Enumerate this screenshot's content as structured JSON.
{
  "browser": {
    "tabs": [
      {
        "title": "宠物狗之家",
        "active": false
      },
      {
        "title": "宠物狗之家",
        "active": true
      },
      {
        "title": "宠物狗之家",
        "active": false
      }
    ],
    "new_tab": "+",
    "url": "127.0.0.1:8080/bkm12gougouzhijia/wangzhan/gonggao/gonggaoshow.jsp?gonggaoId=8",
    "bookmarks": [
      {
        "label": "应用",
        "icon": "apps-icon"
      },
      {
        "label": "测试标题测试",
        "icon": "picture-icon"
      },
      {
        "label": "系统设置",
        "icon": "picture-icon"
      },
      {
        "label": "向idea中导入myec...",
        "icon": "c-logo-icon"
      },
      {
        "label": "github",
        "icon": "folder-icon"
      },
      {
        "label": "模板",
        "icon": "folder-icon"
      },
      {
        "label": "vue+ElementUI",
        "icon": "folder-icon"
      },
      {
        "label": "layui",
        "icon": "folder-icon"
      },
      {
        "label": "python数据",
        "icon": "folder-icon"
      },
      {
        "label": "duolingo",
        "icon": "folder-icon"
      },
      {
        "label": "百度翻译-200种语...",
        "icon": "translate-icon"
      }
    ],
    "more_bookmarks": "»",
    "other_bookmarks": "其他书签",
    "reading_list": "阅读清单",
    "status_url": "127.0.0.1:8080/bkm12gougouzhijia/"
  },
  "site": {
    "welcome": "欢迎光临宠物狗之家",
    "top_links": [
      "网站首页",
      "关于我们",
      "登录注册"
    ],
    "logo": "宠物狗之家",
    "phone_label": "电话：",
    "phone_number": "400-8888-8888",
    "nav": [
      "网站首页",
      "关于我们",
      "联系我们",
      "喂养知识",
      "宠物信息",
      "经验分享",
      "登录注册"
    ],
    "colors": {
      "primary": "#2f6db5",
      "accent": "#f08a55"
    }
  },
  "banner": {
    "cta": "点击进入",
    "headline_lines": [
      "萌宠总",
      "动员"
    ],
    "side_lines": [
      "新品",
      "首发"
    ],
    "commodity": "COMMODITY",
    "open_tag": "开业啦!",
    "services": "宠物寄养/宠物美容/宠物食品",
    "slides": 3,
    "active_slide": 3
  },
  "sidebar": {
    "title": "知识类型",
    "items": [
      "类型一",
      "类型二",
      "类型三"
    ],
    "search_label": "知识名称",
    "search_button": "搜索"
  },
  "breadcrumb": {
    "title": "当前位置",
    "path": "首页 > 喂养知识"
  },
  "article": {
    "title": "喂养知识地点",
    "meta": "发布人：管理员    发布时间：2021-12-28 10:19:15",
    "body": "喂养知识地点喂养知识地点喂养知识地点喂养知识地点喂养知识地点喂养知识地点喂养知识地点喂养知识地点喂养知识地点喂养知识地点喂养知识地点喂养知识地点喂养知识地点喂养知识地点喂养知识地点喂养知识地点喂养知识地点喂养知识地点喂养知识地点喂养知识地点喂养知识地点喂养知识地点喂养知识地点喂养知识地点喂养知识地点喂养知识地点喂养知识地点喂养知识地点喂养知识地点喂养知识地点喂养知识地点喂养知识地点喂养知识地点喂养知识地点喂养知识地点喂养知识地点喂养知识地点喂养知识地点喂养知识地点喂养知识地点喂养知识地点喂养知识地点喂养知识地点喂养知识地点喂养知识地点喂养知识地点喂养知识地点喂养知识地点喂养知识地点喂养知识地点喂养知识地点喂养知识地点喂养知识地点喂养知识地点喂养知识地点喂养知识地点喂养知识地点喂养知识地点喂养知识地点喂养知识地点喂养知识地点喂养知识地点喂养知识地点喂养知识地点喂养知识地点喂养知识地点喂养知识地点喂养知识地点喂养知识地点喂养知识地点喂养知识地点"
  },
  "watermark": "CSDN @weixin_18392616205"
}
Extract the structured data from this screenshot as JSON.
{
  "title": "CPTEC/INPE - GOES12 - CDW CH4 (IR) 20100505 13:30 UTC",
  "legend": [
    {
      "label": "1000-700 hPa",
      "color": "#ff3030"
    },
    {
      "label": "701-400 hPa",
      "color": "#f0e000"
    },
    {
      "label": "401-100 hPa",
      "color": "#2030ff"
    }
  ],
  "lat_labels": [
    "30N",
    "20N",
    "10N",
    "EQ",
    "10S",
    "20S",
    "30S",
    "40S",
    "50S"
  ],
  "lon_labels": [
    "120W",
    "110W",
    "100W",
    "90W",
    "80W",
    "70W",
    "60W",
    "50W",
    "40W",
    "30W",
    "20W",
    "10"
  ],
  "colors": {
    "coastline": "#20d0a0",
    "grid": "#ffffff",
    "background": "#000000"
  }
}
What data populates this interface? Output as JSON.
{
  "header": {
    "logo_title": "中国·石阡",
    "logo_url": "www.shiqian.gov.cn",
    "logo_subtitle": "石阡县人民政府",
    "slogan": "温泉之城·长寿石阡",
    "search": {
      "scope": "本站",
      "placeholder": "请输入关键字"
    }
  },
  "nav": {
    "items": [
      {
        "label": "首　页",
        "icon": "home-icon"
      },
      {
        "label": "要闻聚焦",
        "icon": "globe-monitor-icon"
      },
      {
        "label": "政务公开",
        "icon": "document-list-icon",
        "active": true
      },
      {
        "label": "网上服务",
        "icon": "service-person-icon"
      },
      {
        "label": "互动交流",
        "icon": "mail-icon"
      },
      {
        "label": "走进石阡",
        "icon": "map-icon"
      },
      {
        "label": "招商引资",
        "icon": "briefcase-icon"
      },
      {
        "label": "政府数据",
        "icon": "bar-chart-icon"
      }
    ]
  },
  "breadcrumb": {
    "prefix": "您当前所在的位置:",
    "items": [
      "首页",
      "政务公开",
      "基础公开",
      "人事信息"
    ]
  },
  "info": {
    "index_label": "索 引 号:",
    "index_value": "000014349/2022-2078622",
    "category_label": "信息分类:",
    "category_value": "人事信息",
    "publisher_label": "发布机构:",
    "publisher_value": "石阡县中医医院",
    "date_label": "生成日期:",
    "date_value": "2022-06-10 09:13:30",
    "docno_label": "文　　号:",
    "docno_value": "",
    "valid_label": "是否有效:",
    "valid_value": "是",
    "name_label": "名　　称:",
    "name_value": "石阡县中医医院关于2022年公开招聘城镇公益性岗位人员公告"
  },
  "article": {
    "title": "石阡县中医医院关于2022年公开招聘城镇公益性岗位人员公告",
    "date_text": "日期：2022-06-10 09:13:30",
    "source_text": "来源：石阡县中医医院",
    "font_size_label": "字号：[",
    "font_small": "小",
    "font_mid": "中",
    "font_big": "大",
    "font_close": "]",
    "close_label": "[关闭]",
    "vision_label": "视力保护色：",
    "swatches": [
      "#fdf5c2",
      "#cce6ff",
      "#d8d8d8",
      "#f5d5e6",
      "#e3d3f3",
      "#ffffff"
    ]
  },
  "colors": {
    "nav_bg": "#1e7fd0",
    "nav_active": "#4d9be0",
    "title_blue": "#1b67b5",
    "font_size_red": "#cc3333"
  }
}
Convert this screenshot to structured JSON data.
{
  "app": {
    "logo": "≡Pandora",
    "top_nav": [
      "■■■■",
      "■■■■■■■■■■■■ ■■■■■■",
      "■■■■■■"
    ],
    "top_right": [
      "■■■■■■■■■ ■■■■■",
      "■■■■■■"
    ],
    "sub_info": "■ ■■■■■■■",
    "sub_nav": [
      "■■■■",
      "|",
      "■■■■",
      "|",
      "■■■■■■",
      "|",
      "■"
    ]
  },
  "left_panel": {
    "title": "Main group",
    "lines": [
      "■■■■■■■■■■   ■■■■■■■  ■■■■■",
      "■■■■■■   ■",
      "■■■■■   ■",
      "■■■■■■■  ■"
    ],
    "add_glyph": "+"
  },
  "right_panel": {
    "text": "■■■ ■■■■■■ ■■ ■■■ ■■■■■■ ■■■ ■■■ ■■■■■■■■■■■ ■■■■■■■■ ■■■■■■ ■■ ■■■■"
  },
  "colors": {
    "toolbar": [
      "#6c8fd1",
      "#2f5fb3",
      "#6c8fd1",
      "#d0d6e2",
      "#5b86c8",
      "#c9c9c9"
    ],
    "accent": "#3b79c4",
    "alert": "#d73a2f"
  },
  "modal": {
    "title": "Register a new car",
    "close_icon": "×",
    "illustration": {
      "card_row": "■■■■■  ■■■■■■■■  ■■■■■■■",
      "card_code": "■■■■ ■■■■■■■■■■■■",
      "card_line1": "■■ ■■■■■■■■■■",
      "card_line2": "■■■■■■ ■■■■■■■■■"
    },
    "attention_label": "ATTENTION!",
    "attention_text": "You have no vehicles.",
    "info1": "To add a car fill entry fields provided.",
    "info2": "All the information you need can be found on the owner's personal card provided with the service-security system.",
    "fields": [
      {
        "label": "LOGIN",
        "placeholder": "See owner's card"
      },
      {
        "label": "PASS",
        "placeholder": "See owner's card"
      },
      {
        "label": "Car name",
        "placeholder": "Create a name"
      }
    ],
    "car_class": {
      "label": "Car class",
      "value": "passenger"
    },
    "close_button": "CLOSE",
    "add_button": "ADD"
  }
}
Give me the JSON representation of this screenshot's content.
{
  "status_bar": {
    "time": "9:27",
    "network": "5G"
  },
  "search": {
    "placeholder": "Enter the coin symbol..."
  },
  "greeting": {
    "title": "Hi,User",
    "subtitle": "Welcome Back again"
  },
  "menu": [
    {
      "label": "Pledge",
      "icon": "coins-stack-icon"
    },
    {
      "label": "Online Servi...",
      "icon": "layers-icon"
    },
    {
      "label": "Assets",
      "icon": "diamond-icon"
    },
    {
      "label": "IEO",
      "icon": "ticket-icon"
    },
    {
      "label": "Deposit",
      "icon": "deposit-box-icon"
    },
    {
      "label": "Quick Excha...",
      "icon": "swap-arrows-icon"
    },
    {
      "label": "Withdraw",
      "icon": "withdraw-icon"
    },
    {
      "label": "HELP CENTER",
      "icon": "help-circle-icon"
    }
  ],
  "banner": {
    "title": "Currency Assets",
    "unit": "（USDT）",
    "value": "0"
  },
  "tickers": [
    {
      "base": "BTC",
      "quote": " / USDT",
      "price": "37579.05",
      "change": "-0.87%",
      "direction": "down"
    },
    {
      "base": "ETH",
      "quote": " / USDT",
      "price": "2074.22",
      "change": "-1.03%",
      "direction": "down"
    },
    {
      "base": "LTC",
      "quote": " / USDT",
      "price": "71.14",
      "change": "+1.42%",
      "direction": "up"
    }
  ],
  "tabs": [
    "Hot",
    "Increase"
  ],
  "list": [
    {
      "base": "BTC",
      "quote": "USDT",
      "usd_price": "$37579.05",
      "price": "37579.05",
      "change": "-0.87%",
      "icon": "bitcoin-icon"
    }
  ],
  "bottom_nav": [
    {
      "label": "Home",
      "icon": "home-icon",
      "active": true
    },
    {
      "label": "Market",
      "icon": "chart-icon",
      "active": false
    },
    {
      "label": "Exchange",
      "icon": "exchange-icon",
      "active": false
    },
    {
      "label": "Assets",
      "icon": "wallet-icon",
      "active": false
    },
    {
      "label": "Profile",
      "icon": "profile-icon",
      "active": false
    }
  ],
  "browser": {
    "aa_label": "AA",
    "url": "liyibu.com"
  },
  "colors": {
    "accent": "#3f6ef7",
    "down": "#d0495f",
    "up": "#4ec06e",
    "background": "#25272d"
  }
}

--------------------

• REQUIRED TASK
Which lines in the records above contain the string "content"? Copy each one.

• TASK SOLUTION
Enumerate this screenshot's content as structured JSON.
Give me the JSON representation of this screenshot's content.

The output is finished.